## The problem
Look through the listing for the word "fixed". Copy each line that has it.

## Information given
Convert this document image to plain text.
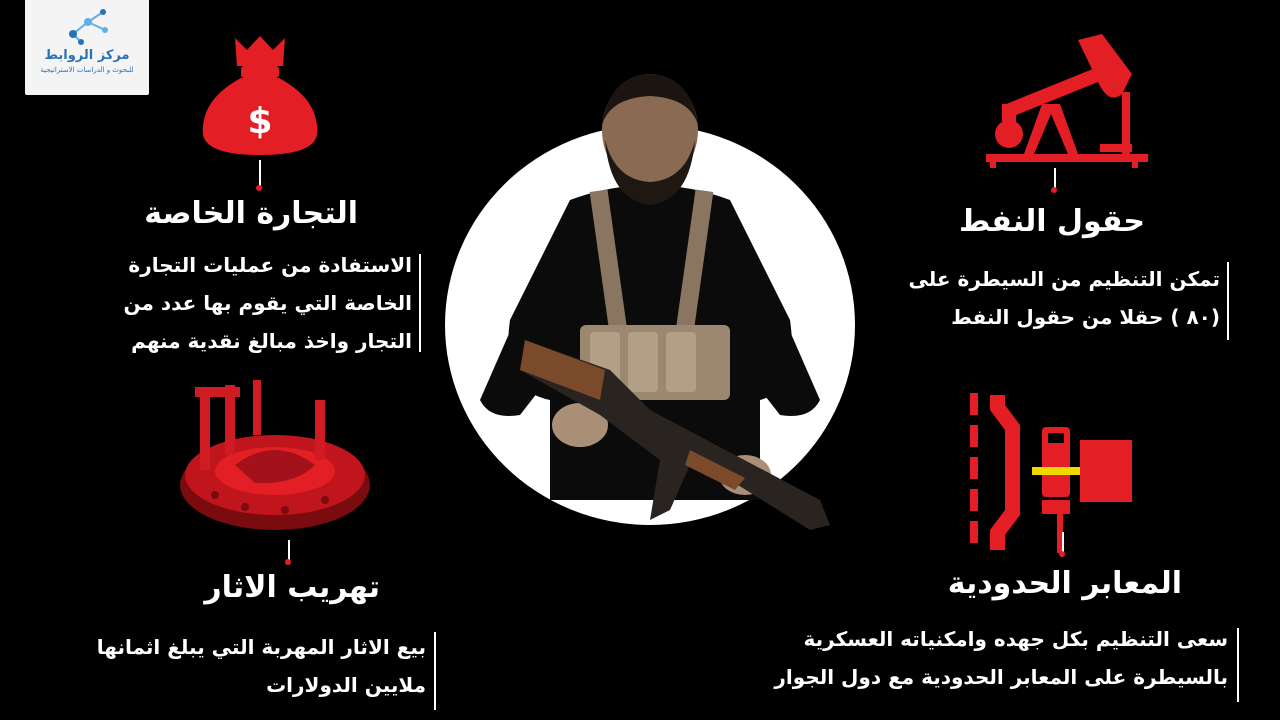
مركز الروابط
للبحوث و الدراسات الاستراتيجية
$
التجارة الخاصة
الاستفادة من عمليات التجارة
الخاصة التي يقوم بها عدد من
التجار واخذ مبالغ نقدية منهم
حقول النفط
تمكن التنظيم من السيطرة على
(٨٠ ) حقلا من حقول النفط
تهريب الاثار
بيع الاثار المهربة التي يبلغ اثمانها
ملايين الدولارات
المعابر الحدودية
سعى التنظيم بكل جهده وامكنياته العسكرية
بالسيطرة على المعابر الحدودية مع دول الجوار
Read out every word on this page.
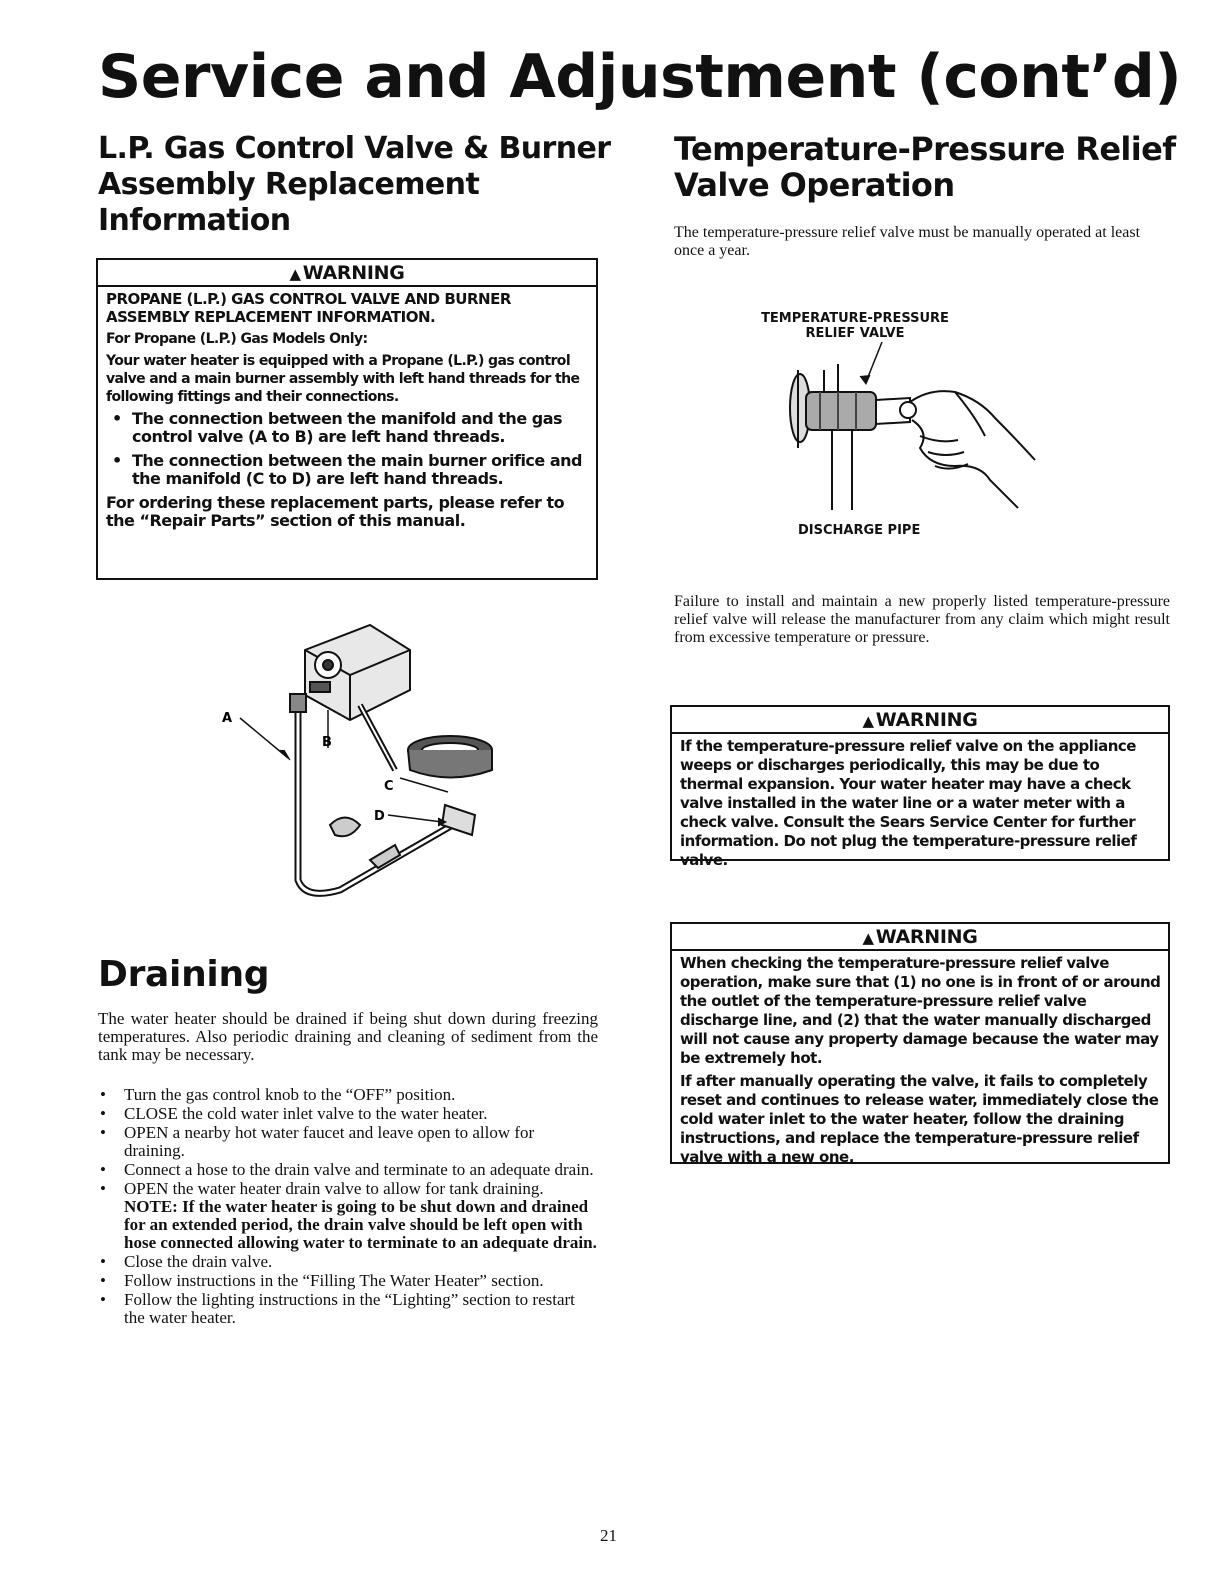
Service and Adjustment (cont’d)
L.P. Gas Control Valve & Burner
Assembly Replacement
Information
▲ WARNING

PROPANE (L.P.) GAS CONTROL VALVE AND BURNER ASSEMBLY REPLACEMENT INFORMATION.

For Propane (L.P.) Gas Models Only:

Your water heater is equipped with a Propane (L.P.) gas control valve and a main burner assembly with left hand threads for the following fittings and their connections.

• The connection between the manifold and the gas control valve (A to B) are left hand threads.
• The connection between the main burner orifice and the manifold (C to D) are left hand threads.

For ordering these replacement parts, please refer to the “Repair Parts” section of this manual.

A
B
C
D
Draining
The water heater should be drained if being shut down during freezing temperatures. Also periodic draining and cleaning of sediment from the tank may be necessary.
• Turn the gas control knob to the “OFF” position.
• CLOSE the cold water inlet valve to the water heater.
• OPEN a nearby hot water faucet and leave open to allow for draining.
• Connect a hose to the drain valve and terminate to an adequate drain.
• OPEN the water heater drain valve to allow for tank draining.
NOTE: If the water heater is going to be shut down and drained for an extended period, the drain valve should be left open with hose connected allowing water to terminate to an adequate drain.
• Close the drain valve.
• Follow instructions in the “Filling The Water Heater” section.
• Follow the lighting instructions in the “Lighting” section to restart the water heater.
Temperature-Pressure Relief
Valve Operation
The temperature-pressure relief valve must be manually operated at least once a year.
TEMPERATURE-PRESSURE
RELIEF VALVE
DISCHARGE PIPE
Failure to install and maintain a new properly listed temperature-pressure relief valve will release the manufacturer from any claim which might result from excessive temperature or pressure.
▲ WARNING

If the temperature-pressure relief valve on the appliance weeps or discharges periodically, this may be due to thermal expansion. Your water heater may have a check valve installed in the water line or a water meter with a check valve. Consult the Sears Service Center for further information. Do not plug the temperature-pressure relief valve.

▲ WARNING

When checking the temperature-pressure relief valve operation, make sure that (1) no one is in front of or around the outlet of the temperature-pressure relief valve discharge line, and (2) that the water manually discharged will not cause any property damage because the water may be extremely hot.

If after manually operating the valve, it fails to completely reset and continues to release water, immediately close the cold water inlet to the water heater, follow the draining instructions, and replace the temperature-pressure relief valve with a new one.

21
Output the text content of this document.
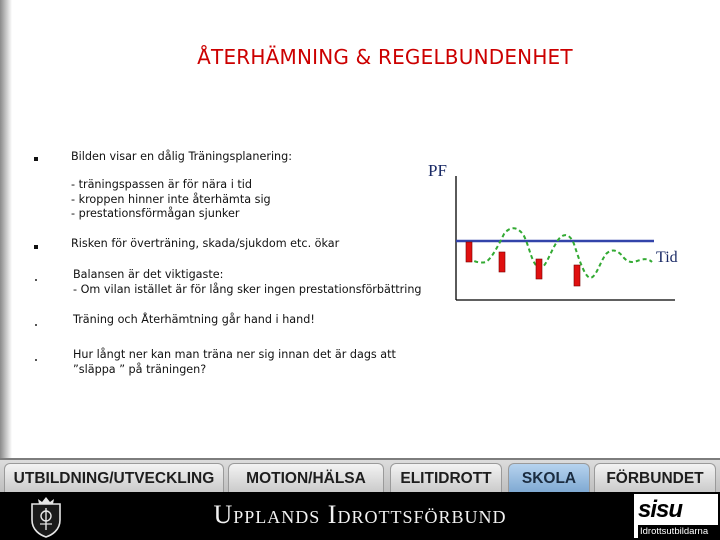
ÅTERHÄMNING & REGELBUNDENHET
Bilden visar en dålig Träningsplanering:
- träningspassen är för nära i tid
- kroppen hinner inte återhämta sig
- prestationsförmågan sjunker
Risken för överträning, skada/sjukdom etc. ökar
Balansen är det viktigaste:
- Om vilan istället är för lång sker ingen prestationsförbättring
Träning och Återhämtning går hand i hand!
Hur långt ner kan man träna ner sig innan det är dags att
”släppa ” på träningen?
PF
Tid
UTBILDNING/UTVECKLING	MOTION/HÄLSA	ELITIDROTT	SKOLA	FÖRBUNDET
Upplands Idrottsförbund	sisu
Idrottsutbildarna
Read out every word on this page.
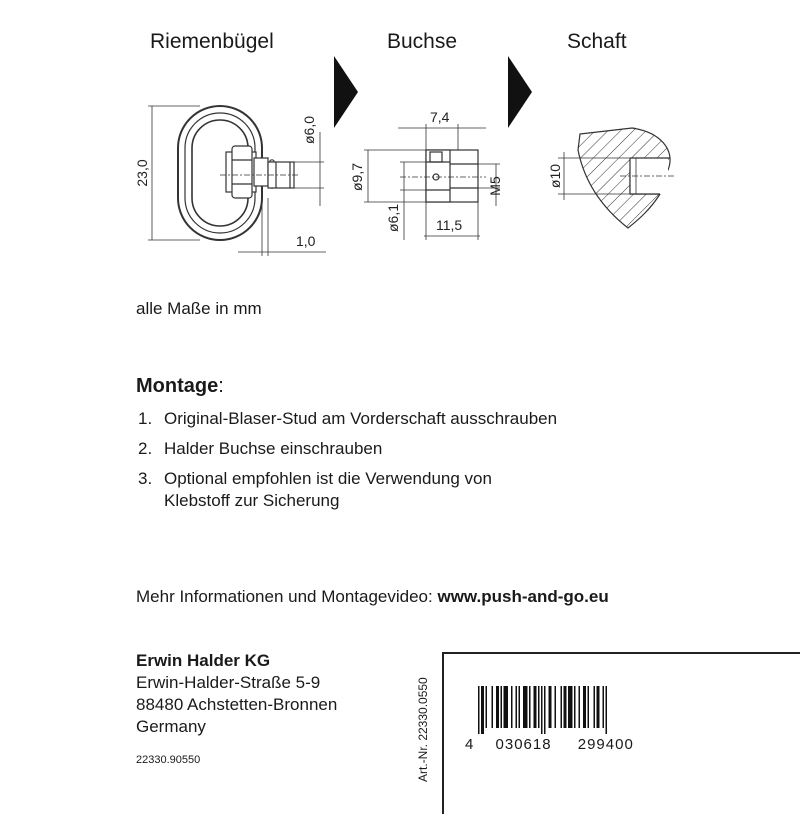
Riemenbügel	Buchse	Schaft
23,0
ø6,0
1,0
7,4
ø9,7
ø6,1	11,5
M5	ø10
alle Maße in mm
Montage:
1. Original-Blaser-Stud am Vorderschaft ausschrauben
2. Halder Buchse einschrauben
3. Optional empfohlen ist die Verwendung von Klebstoff zur Sicherung
Mehr Informationen und Montagevideo: www.push-and-go.eu
Erwin Halder KG
Erwin-Halder-Straße 5-9
88480 Achstetten-Bronnen
Germany
22330.90550	Art.-Nr. 22330.0550 4 030618 299400
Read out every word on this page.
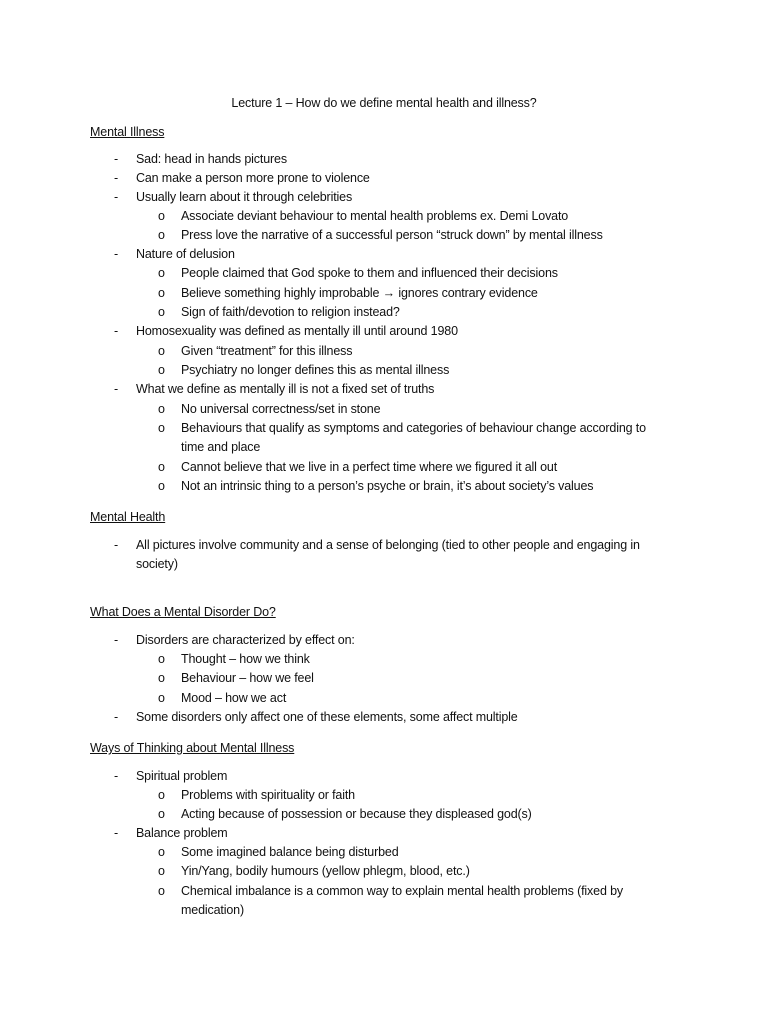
Lecture 1 – How do we define mental health and illness?
Mental Illness
- Sad: head in hands pictures
- Can make a person more prone to violence
- Usually learn about it through celebrities
o Associate deviant behaviour to mental health problems ex. Demi Lovato
o Press love the narrative of a successful person “struck down” by mental illness
- Nature of delusion
o People claimed that God spoke to them and influenced their decisions
o Believe something highly improbable → ignores contrary evidence
o Sign of faith/devotion to religion instead?
- Homosexuality was defined as mentally ill until around 1980
o Given “treatment” for this illness
o Psychiatry no longer defines this as mental illness
- What we define as mentally ill is not a fixed set of truths
o No universal correctness/set in stone
o Behaviours that qualify as symptoms and categories of behaviour change according to time and place
o Cannot believe that we live in a perfect time where we figured it all out
o Not an intrinsic thing to a person’s psyche or brain, it’s about society’s values
Mental Health
- All pictures involve community and a sense of belonging (tied to other people and engaging in society)
What Does a Mental Disorder Do?
- Disorders are characterized by effect on:
o Thought – how we think
o Behaviour – how we feel
o Mood – how we act
- Some disorders only affect one of these elements, some affect multiple
Ways of Thinking about Mental Illness
- Spiritual problem
o Problems with spirituality or faith
o Acting because of possession or because they displeased god(s)
- Balance problem
o Some imagined balance being disturbed
o Yin/Yang, bodily humours (yellow phlegm, blood, etc.)
o Chemical imbalance is a common way to explain mental health problems (fixed by medication)
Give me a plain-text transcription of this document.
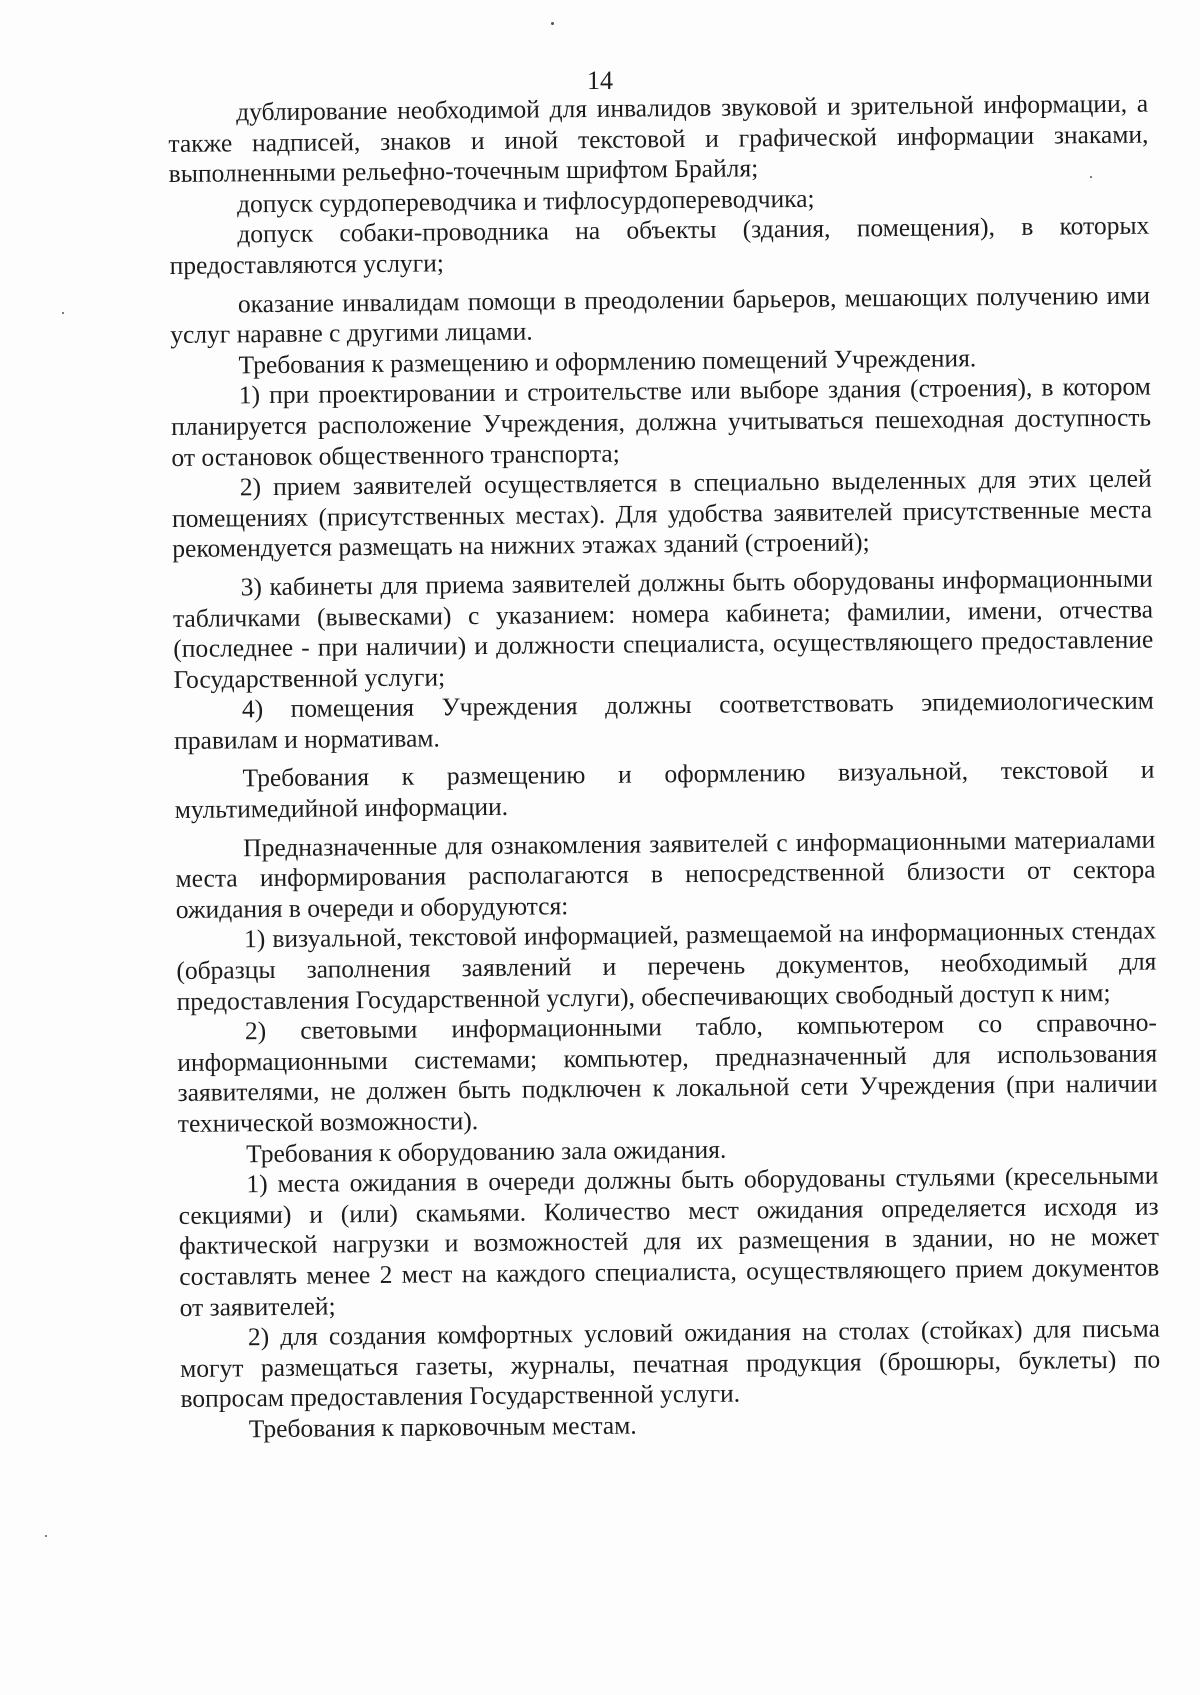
14

дублирование необходимой для инвалидов звуковой и зрительной информации, а также надписей, знаков и иной текстовой и графической информации знаками, выполненными рельефно-точечным шрифтом Брайля;

допуск сурдопереводчика и тифлосурдопереводчика;

допуск собаки-проводника на объекты (здания, помещения), в которых предоставляются услуги;

оказание инвалидам помощи в преодолении барьеров, мешающих получению ими услуг наравне с другими лицами.

Требования к размещению и оформлению помещений Учреждения.

1) при проектировании и строительстве или выборе здания (строения), в котором планируется расположение Учреждения, должна учитываться пешеходная доступность от остановок общественного транспорта;

2) прием заявителей осуществляется в специально выделенных для этих целей помещениях (присутственных местах). Для удобства заявителей присутственные места рекомендуется размещать на нижних этажах зданий (строений);

3) кабинеты для приема заявителей должны быть оборудованы информационными табличками (вывесками) с указанием: номера кабинета; фамилии, имени, отчества (последнее - при наличии) и должности специалиста, осуществляющего предоставление Государственной услуги;

4) помещения Учреждения должны соответствовать эпидемиологическим правилам и нормативам.

Требования к размещению и оформлению визуальной, текстовой и мультимедийной информации.

Предназначенные для ознакомления заявителей с информационными материалами места информирования располагаются в непосредственной близости от сектора ожидания в очереди и оборудуются:

1) визуальной, текстовой информацией, размещаемой на информационных стендах (образцы заполнения заявлений и перечень документов, необходимый для предоставления Государственной услуги), обеспечивающих свободный доступ к ним;

2) световыми информационными табло, компьютером со справочно-информационными системами; компьютер, предназначенный для использования заявителями, не должен быть подключен к локальной сети Учреждения (при наличии технической возможности).

Требования к оборудованию зала ожидания.

1) места ожидания в очереди должны быть оборудованы стульями (кресельными секциями) и (или) скамьями. Количество мест ожидания определяется исходя из фактической нагрузки и возможностей для их размещения в здании, но не может составлять менее 2 мест на каждого специалиста, осуществляющего прием документов от заявителей;

2) для создания комфортных условий ожидания на столах (стойках) для письма могут размещаться газеты, журналы, печатная продукция (брошюры, буклеты) по вопросам предоставления Государственной услуги.

Требования к парковочным местам.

## Result for this task
- What we define as mentally ill is not a fixed set of truths
o Chemical imbalance is a common way to explain mental health problems (fixed by medication)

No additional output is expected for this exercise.